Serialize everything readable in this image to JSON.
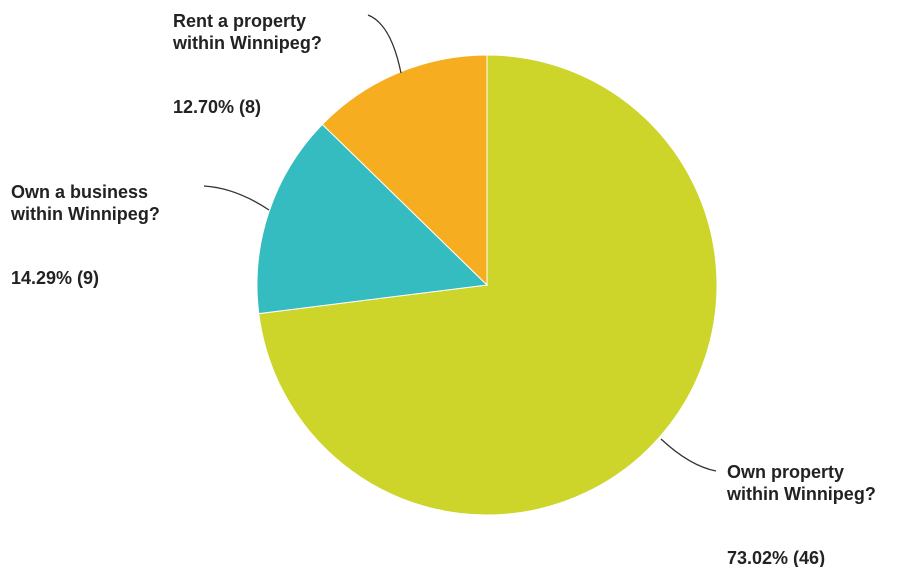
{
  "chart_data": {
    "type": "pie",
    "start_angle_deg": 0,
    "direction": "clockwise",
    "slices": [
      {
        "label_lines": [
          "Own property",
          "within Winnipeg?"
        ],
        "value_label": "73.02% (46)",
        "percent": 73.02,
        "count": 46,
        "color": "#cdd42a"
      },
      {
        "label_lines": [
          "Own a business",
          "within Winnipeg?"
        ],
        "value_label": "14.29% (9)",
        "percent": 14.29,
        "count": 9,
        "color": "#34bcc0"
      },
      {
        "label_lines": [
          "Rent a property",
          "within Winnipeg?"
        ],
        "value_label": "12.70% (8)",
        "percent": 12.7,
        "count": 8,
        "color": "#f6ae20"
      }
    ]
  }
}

> _Problem_
The data above should be repeated exactly, minus any pictures.

> _Correct output_
Serialize everything readable in this image to JSON.
{
  "chart_data": {
    "type": "pie",
    "start_angle_deg": 0,
    "direction": "clockwise",
    "slices": [
      {
        "label_lines": [
          "Own property",
          "within Winnipeg?"
        ],
        "value_label": "73.02% (46)",
        "percent": 73.02,
        "count": 46,
        "color": "#cdd42a"
      },
      {
        "label_lines": [
          "Own a business",
          "within Winnipeg?"
        ],
        "value_label": "14.29% (9)",
        "percent": 14.29,
        "count": 9,
        "color": "#34bcc0"
      },
      {
        "label_lines": [
          "Rent a property",
          "within Winnipeg?"
        ],
        "value_label": "12.70% (8)",
        "percent": 12.7,
        "count": 8,
        "color": "#f6ae20"
      }
    ]
  }
}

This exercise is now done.